***** ENTRIES SUPPLIED

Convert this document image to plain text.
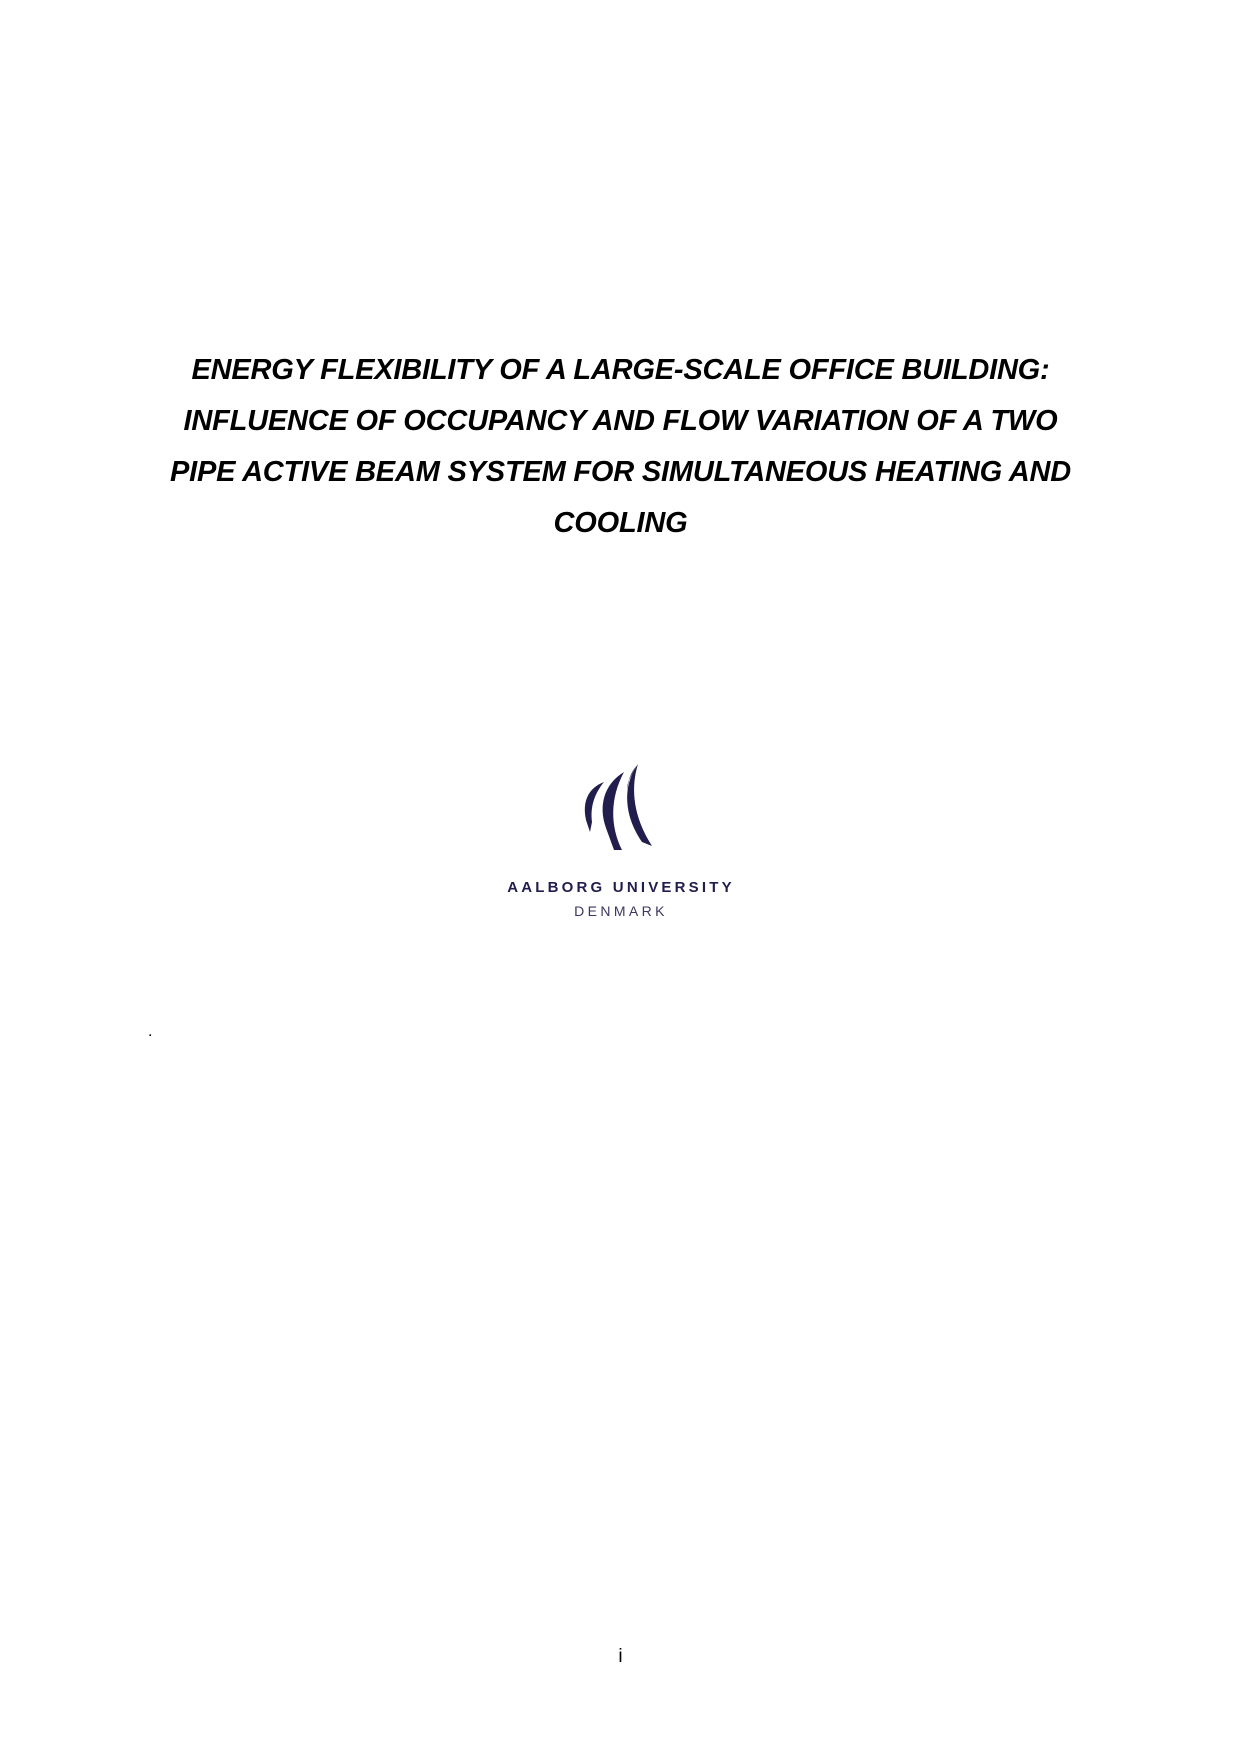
ENERGY FLEXIBILITY OF A LARGE-SCALE OFFICE BUILDING:
INFLUENCE OF OCCUPANCY AND FLOW VARIATION OF A TWO
PIPE ACTIVE BEAM SYSTEM FOR SIMULTANEOUS HEATING AND
COOLING
AALBORG UNIVERSITY
DENMARK
.
i
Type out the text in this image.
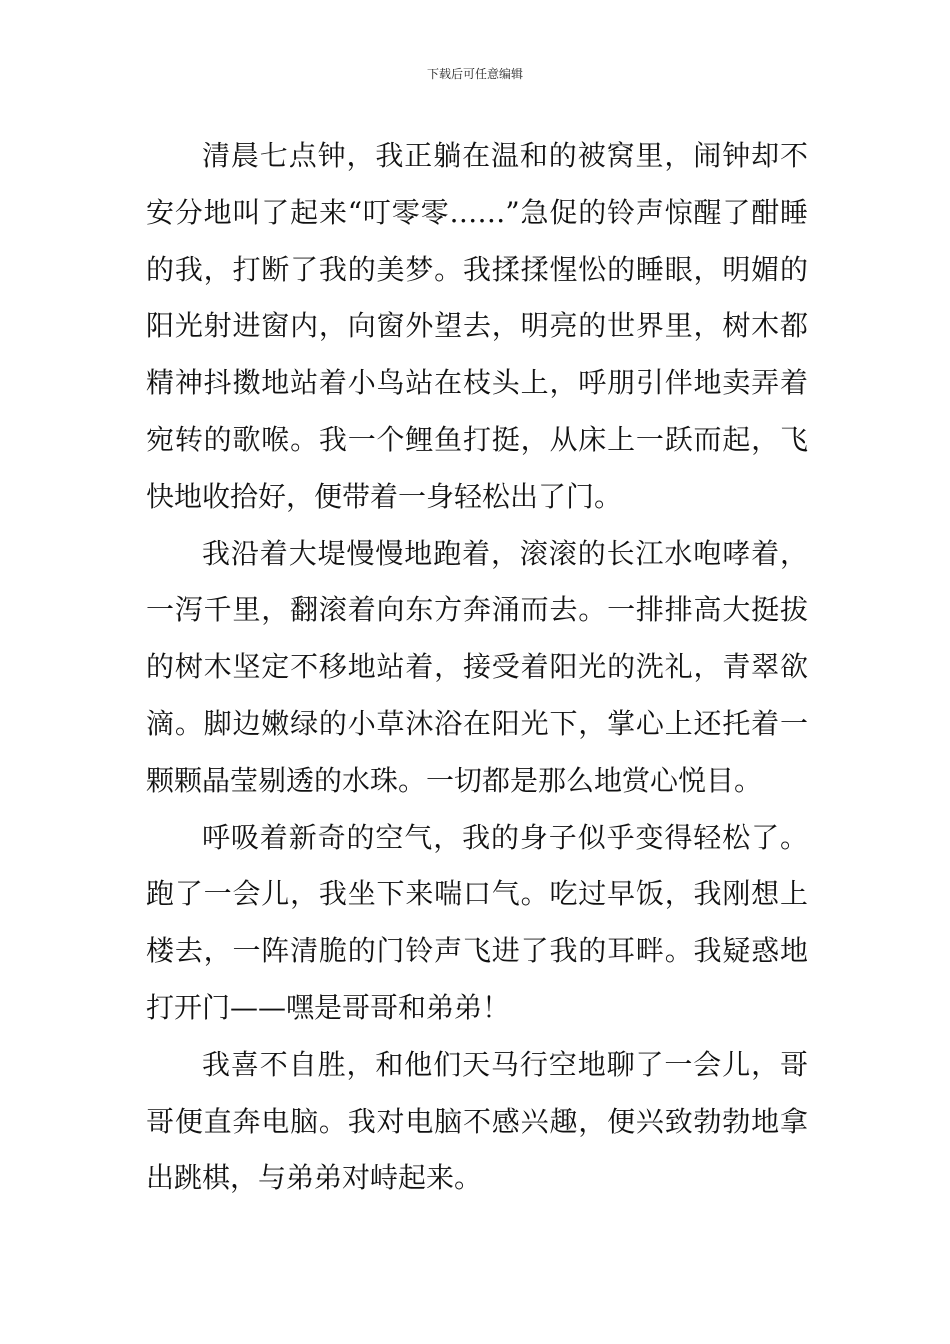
下载后可任意编辑

清晨七点钟，我正躺在温和的被窝里，闹钟却不安分地叫了起来“叮零零……”急促的铃声惊醒了酣睡的我，打断了我的美梦。我揉揉惺忪的睡眼，明媚的阳光射进窗内，向窗外望去，明亮的世界里，树木都精神抖擞地站着小鸟站在枝头上，呼朋引伴地卖弄着宛转的歌喉。我一个鲤鱼打挺，从床上一跃而起，飞快地收拾好，便带着一身轻松出了门。

我沿着大堤慢慢地跑着，滚滚的长江水咆哮着，一泻千里，翻滚着向东方奔涌而去。一排排高大挺拔的树木坚定不移地站着，接受着阳光的洗礼，青翠欲滴。脚边嫩绿的小草沐浴在阳光下，掌心上还托着一颗颗晶莹剔透的水珠。一切都是那么地赏心悦目。

呼吸着新奇的空气，我的身子似乎变得轻松了。跑了一会儿，我坐下来喘口气。吃过早饭，我刚想上楼去，一阵清脆的门铃声飞进了我的耳畔。我疑惑地打开门——嘿是哥哥和弟弟！

我喜不自胜，和他们天马行空地聊了一会儿，哥哥便直奔电脑。我对电脑不感兴趣，便兴致勃勃地拿出跳棋，与弟弟对峙起来。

**********

▶ _THE EXERCISE_:
Omit the pictures and write out the lines above from the one with "Type out the text in this image." through the last, unchanged.

▶ _REPLY TO THE TASK_:
Type out the text in this image.
下载后可任意编辑

清晨七点钟，我正躺在温和的被窝里，闹钟却不安分地叫了起来“叮零零……”急促的铃声惊醒了酣睡的我，打断了我的美梦。我揉揉惺忪的睡眼，明媚的阳光射进窗内，向窗外望去，明亮的世界里，树木都精神抖擞地站着小鸟站在枝头上，呼朋引伴地卖弄着宛转的歌喉。我一个鲤鱼打挺，从床上一跃而起，飞快地收拾好，便带着一身轻松出了门。

我沿着大堤慢慢地跑着，滚滚的长江水咆哮着，一泻千里，翻滚着向东方奔涌而去。一排排高大挺拔的树木坚定不移地站着，接受着阳光的洗礼，青翠欲滴。脚边嫩绿的小草沐浴在阳光下，掌心上还托着一颗颗晶莹剔透的水珠。一切都是那么地赏心悦目。

呼吸着新奇的空气，我的身子似乎变得轻松了。跑了一会儿，我坐下来喘口气。吃过早饭，我刚想上楼去，一阵清脆的门铃声飞进了我的耳畔。我疑惑地打开门——嘿是哥哥和弟弟！

我喜不自胜，和他们天马行空地聊了一会儿，哥哥便直奔电脑。我对电脑不感兴趣，便兴致勃勃地拿出跳棋，与弟弟对峙起来。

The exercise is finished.